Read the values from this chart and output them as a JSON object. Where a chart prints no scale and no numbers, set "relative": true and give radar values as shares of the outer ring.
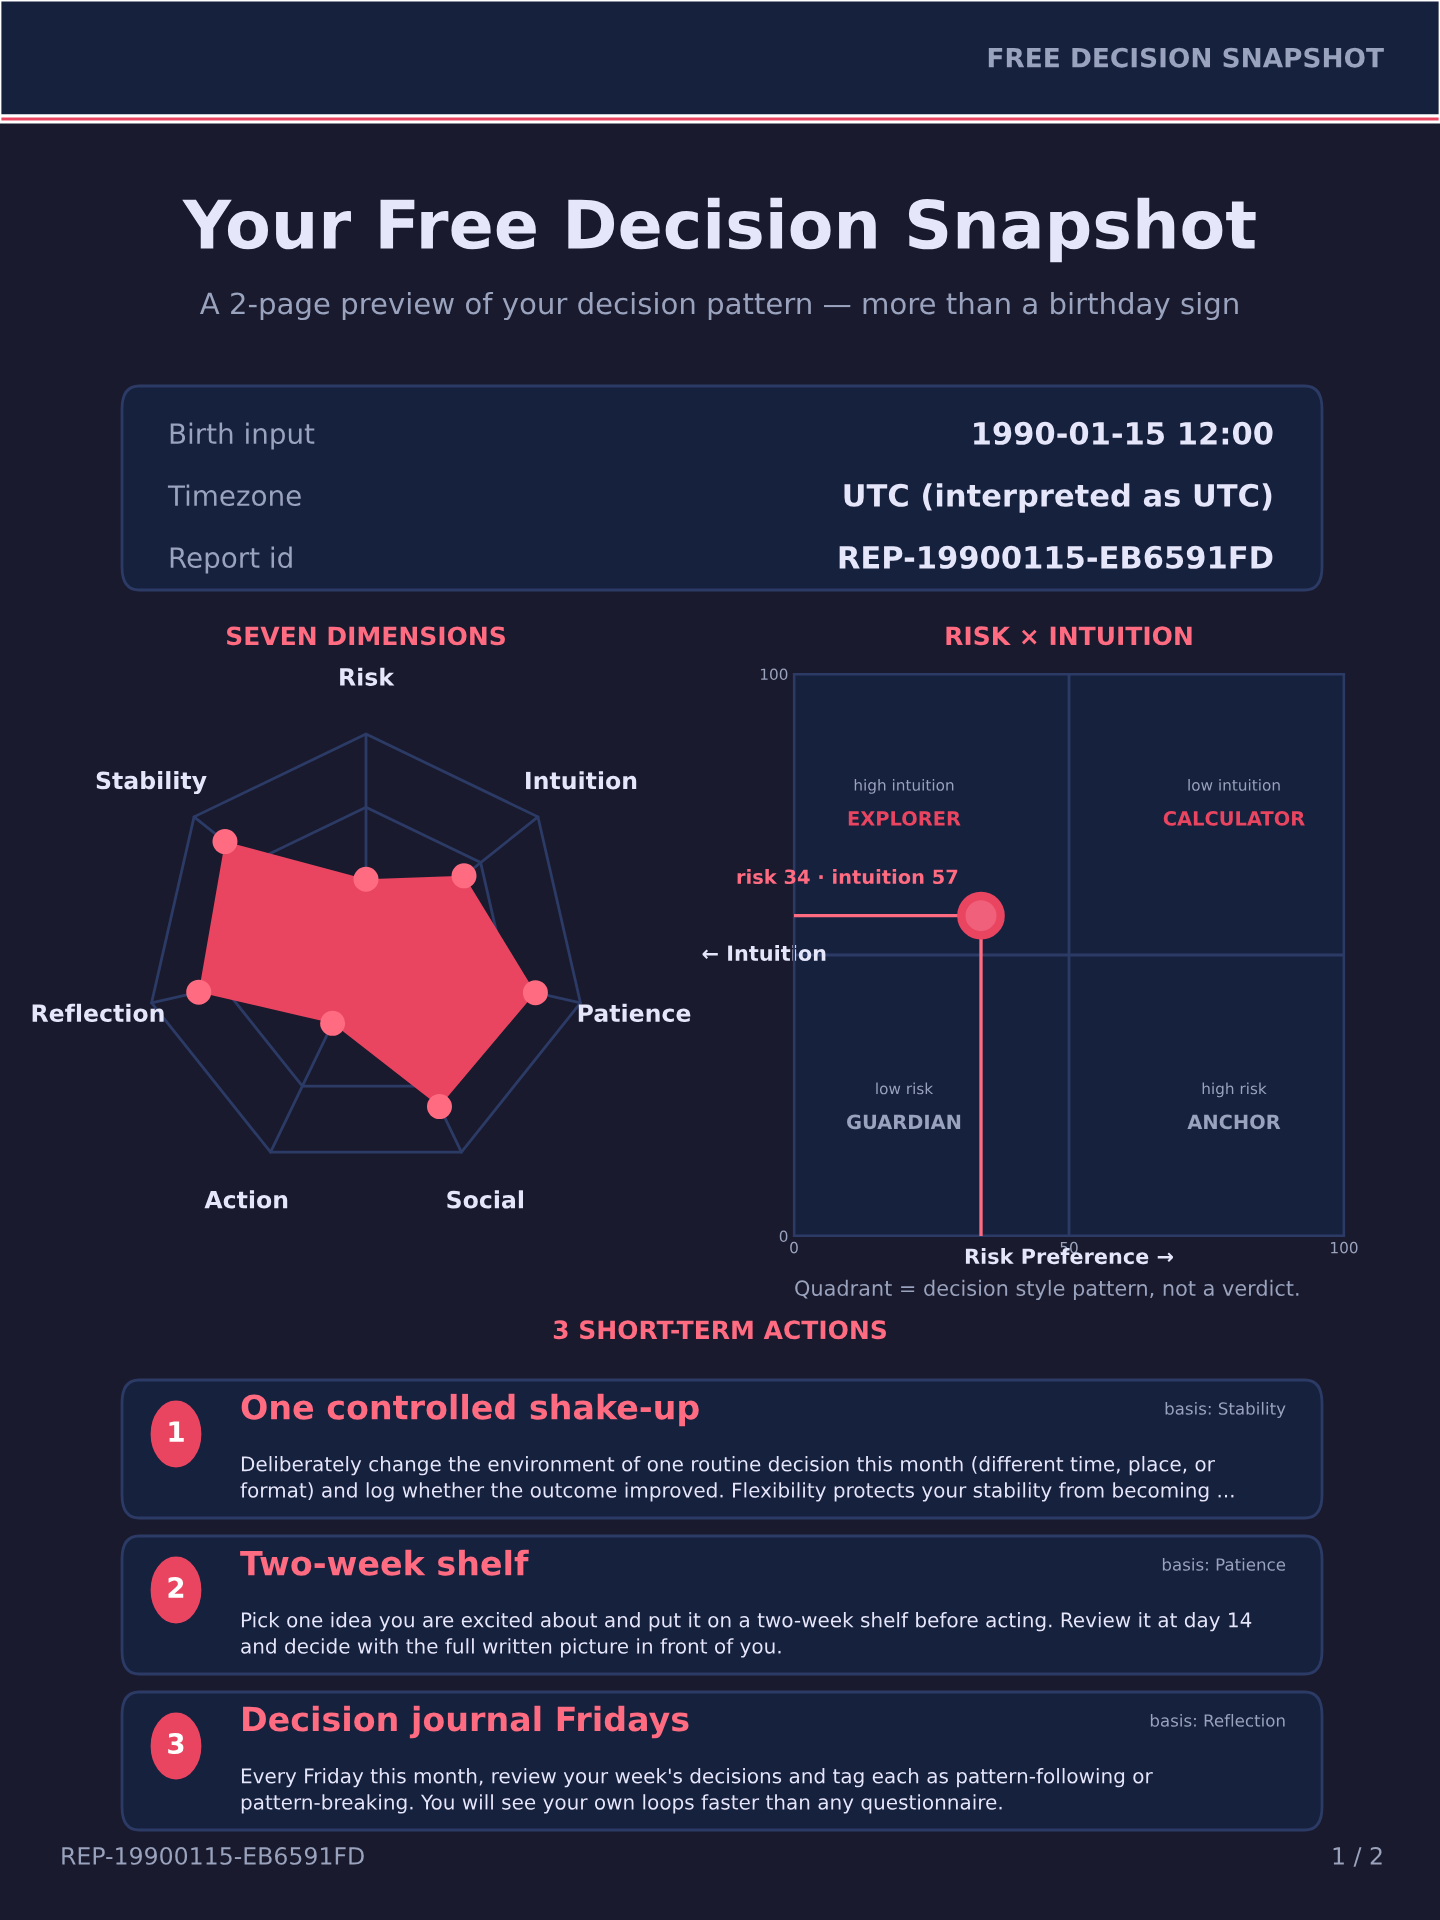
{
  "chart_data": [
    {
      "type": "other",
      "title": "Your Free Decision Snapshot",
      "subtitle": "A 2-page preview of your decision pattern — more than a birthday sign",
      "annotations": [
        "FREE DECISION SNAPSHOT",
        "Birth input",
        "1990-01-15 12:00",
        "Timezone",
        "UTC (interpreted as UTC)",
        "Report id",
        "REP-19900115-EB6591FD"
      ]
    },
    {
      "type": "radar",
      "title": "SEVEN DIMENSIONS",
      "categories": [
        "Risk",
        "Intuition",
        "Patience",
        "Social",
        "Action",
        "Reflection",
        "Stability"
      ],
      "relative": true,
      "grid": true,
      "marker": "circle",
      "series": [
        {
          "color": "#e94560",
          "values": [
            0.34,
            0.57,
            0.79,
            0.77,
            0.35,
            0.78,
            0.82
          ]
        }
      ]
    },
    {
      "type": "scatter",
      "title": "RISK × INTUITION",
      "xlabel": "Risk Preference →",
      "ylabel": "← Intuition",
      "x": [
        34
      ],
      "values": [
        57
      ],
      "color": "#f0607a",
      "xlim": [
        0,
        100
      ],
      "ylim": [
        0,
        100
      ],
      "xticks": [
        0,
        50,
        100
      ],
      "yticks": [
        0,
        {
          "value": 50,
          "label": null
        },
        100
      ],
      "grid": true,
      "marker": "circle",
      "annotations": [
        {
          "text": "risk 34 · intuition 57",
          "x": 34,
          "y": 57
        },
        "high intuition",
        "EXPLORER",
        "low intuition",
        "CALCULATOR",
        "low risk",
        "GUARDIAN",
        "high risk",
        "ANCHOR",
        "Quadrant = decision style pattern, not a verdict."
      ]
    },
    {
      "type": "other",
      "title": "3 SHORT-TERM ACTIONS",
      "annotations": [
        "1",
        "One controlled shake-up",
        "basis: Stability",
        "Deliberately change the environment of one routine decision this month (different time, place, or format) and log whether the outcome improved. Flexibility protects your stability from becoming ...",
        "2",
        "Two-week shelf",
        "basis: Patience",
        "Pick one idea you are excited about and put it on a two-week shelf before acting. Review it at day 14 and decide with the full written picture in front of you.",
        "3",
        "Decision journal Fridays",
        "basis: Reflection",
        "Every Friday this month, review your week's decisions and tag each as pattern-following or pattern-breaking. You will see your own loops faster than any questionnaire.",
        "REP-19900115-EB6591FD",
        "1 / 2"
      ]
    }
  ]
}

## GOAL OF THE EXERCISE
Output the records above exactly as they are, leaving out the pictures.

## RESPONSE FOR THIS EXERCISE
Read the values from this chart and output them as a JSON object. Where a chart prints no scale and no numbers, set "relative": true and give radar values as shares of the outer ring.
{
  "chart_data": [
    {
      "type": "other",
      "title": "Your Free Decision Snapshot",
      "subtitle": "A 2-page preview of your decision pattern — more than a birthday sign",
      "annotations": [
        "FREE DECISION SNAPSHOT",
        "Birth input",
        "1990-01-15 12:00",
        "Timezone",
        "UTC (interpreted as UTC)",
        "Report id",
        "REP-19900115-EB6591FD"
      ]
    },
    {
      "type": "radar",
      "title": "SEVEN DIMENSIONS",
      "categories": [
        "Risk",
        "Intuition",
        "Patience",
        "Social",
        "Action",
        "Reflection",
        "Stability"
      ],
      "relative": true,
      "grid": true,
      "marker": "circle",
      "series": [
        {
          "color": "#e94560",
          "values": [
            0.34,
            0.57,
            0.79,
            0.77,
            0.35,
            0.78,
            0.82
          ]
        }
      ]
    },
    {
      "type": "scatter",
      "title": "RISK × INTUITION",
      "xlabel": "Risk Preference →",
      "ylabel": "← Intuition",
      "x": [
        34
      ],
      "values": [
        57
      ],
      "color": "#f0607a",
      "xlim": [
        0,
        100
      ],
      "ylim": [
        0,
        100
      ],
      "xticks": [
        0,
        50,
        100
      ],
      "yticks": [
        0,
        {
          "value": 50,
          "label": null
        },
        100
      ],
      "grid": true,
      "marker": "circle",
      "annotations": [
        {
          "text": "risk 34 · intuition 57",
          "x": 34,
          "y": 57
        },
        "high intuition",
        "EXPLORER",
        "low intuition",
        "CALCULATOR",
        "low risk",
        "GUARDIAN",
        "high risk",
        "ANCHOR",
        "Quadrant = decision style pattern, not a verdict."
      ]
    },
    {
      "type": "other",
      "title": "3 SHORT-TERM ACTIONS",
      "annotations": [
        "1",
        "One controlled shake-up",
        "basis: Stability",
        "Deliberately change the environment of one routine decision this month (different time, place, or format) and log whether the outcome improved. Flexibility protects your stability from becoming ...",
        "2",
        "Two-week shelf",
        "basis: Patience",
        "Pick one idea you are excited about and put it on a two-week shelf before acting. Review it at day 14 and decide with the full written picture in front of you.",
        "3",
        "Decision journal Fridays",
        "basis: Reflection",
        "Every Friday this month, review your week's decisions and tag each as pattern-following or pattern-breaking. You will see your own loops faster than any questionnaire.",
        "REP-19900115-EB6591FD",
        "1 / 2"
      ]
    }
  ]
}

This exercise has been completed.